**WHAT IS REQUIRED:** Look over the lines below. Report each one that includes the string "offset".

**DATA LISTING:**
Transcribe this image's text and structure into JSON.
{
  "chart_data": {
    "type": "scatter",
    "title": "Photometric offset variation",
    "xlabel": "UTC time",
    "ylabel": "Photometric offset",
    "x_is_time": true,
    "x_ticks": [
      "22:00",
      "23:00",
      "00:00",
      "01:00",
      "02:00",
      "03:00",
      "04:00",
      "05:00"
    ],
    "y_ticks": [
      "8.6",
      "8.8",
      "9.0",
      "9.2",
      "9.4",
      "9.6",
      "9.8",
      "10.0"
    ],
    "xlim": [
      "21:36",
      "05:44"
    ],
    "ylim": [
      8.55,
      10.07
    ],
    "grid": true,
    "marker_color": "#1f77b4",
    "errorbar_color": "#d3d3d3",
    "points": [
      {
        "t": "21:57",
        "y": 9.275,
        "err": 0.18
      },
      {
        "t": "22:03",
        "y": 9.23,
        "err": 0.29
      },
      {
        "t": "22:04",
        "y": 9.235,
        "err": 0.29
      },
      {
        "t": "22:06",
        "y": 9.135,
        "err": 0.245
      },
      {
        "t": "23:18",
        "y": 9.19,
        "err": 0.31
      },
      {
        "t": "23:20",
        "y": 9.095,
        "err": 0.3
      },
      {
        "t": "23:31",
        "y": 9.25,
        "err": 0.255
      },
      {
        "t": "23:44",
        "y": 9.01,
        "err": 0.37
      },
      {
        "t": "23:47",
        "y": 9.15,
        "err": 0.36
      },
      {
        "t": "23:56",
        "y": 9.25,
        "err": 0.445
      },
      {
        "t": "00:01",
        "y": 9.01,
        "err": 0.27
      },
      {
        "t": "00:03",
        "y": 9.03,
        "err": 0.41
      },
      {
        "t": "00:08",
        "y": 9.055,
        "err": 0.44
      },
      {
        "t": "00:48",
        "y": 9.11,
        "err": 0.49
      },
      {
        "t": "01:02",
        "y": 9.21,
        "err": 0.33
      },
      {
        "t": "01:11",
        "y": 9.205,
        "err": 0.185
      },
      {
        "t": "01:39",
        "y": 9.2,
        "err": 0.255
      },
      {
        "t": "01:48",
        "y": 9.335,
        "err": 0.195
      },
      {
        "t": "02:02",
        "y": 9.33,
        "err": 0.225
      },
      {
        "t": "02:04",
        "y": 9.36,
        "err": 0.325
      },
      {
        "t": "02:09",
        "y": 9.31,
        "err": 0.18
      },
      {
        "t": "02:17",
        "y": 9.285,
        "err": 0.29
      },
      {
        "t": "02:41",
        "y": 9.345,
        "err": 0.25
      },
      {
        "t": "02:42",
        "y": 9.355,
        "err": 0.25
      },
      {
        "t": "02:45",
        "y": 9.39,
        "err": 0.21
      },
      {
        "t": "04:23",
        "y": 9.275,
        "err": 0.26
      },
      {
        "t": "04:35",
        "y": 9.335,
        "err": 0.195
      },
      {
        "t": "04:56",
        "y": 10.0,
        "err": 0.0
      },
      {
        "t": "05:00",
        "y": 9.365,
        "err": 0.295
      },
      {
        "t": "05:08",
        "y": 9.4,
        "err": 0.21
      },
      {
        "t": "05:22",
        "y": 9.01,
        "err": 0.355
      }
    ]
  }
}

**COMPLETED EXERCISE:**
    "title": "Photometric offset variation",
    "ylabel": "Photometric offset",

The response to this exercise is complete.